Using the records that follow, copy every line containing the word "Read".

* _Data_:
—————

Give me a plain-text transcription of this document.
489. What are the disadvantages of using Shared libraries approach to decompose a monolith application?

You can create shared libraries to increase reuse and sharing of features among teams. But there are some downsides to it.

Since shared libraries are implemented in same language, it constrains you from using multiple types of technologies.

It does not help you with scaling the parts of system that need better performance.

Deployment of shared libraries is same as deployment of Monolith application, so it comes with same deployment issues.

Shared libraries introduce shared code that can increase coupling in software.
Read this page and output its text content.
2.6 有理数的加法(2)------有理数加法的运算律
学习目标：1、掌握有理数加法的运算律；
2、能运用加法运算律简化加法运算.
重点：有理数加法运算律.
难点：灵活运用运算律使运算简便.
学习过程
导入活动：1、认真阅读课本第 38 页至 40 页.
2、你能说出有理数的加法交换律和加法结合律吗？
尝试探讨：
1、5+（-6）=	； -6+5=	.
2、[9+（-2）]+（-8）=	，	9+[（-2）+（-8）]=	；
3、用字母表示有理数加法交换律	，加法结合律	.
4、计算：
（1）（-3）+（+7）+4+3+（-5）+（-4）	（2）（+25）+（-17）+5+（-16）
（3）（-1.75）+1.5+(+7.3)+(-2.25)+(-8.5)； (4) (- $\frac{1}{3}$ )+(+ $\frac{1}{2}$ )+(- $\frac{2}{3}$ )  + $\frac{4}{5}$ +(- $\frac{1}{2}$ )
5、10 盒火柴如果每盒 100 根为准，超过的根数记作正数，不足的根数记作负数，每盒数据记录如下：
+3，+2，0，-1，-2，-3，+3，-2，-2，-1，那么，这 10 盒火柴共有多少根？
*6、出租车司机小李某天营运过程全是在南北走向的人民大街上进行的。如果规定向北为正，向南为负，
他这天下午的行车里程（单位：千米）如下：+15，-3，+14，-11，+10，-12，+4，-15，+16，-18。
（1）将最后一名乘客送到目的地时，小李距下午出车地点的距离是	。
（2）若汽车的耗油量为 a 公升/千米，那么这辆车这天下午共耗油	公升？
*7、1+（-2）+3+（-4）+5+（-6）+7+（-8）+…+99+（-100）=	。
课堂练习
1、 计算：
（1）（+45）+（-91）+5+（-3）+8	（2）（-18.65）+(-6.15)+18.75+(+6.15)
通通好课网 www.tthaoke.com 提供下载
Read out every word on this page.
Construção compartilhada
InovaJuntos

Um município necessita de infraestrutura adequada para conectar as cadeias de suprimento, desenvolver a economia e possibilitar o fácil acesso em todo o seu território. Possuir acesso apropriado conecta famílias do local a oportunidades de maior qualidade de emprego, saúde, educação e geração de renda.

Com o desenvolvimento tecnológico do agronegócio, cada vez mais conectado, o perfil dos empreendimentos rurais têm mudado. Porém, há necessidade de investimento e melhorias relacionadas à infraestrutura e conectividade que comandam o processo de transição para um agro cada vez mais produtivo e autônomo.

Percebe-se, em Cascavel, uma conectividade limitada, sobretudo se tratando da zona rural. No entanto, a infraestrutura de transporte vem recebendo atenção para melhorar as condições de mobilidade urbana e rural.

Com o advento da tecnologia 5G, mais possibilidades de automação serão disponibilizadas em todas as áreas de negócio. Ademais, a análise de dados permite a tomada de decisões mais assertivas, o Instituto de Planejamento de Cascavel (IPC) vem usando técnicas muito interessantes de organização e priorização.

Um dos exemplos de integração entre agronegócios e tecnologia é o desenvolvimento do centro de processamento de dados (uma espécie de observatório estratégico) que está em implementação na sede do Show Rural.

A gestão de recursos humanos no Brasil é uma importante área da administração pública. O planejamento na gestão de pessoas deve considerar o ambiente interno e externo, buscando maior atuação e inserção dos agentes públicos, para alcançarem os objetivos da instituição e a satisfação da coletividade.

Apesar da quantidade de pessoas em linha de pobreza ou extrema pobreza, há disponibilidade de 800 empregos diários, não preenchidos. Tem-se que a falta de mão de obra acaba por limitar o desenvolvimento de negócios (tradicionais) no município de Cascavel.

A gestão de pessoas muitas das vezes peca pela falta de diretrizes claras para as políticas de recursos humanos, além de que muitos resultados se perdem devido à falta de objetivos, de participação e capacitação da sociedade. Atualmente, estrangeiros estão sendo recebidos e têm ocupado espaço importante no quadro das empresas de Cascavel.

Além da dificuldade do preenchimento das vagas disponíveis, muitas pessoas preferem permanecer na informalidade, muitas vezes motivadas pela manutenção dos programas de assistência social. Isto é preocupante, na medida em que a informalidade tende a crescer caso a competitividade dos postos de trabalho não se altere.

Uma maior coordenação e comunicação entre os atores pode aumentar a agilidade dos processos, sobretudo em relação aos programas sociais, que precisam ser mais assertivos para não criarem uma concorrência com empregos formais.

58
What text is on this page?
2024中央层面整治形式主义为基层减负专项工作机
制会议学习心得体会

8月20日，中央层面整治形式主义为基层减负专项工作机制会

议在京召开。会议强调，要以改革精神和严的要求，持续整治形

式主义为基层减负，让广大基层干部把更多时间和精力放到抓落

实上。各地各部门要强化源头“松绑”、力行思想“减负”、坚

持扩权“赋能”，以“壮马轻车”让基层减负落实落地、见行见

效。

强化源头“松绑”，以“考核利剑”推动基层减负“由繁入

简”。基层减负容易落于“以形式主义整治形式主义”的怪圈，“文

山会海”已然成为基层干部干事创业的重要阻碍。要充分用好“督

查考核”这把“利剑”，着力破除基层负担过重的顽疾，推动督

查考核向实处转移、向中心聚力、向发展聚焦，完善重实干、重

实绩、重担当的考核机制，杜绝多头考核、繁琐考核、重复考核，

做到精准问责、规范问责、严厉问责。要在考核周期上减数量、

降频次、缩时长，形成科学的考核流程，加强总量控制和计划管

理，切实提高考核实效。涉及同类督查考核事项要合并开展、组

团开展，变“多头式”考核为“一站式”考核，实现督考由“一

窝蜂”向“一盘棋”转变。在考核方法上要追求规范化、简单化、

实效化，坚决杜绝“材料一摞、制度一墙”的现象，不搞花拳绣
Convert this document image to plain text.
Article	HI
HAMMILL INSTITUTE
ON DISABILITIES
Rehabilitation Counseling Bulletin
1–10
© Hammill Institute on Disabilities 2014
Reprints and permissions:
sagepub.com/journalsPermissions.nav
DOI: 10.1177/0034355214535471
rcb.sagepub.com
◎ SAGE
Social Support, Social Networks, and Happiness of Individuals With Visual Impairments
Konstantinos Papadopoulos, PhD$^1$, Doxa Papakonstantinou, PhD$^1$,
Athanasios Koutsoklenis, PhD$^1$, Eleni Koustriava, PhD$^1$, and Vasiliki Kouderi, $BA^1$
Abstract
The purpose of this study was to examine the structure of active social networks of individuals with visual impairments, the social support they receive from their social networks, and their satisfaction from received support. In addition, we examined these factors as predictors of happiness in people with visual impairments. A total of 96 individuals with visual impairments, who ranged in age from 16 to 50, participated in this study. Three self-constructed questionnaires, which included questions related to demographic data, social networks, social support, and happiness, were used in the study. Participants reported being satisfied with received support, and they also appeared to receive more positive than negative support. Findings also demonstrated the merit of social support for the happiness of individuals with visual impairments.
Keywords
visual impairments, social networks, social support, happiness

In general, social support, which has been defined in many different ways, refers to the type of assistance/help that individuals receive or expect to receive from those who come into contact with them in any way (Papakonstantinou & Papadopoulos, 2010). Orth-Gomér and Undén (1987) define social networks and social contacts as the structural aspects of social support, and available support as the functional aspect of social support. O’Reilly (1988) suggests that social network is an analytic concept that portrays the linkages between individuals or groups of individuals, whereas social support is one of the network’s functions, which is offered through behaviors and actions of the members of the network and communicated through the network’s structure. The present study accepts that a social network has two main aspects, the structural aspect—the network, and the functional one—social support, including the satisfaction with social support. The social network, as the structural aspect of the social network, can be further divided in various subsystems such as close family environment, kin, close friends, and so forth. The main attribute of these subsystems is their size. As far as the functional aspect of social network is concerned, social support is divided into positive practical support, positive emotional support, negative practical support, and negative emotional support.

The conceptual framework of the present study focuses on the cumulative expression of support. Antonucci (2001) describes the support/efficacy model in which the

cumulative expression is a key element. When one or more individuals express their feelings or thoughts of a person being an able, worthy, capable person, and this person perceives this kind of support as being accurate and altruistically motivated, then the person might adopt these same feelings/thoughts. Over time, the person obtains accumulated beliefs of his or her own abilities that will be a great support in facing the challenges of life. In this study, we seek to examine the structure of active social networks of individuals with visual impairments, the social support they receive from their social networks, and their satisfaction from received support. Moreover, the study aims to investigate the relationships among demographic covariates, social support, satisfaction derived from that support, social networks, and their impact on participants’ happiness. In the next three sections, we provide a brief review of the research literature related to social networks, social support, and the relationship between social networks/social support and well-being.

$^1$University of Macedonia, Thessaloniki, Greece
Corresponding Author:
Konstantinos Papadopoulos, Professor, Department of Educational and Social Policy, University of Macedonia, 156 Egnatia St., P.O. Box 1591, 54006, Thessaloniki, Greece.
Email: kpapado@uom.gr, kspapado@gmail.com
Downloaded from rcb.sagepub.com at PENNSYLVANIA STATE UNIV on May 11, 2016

—————

* _Response to the exercise_:
Read this page and output its text content.
Read out every word on this page.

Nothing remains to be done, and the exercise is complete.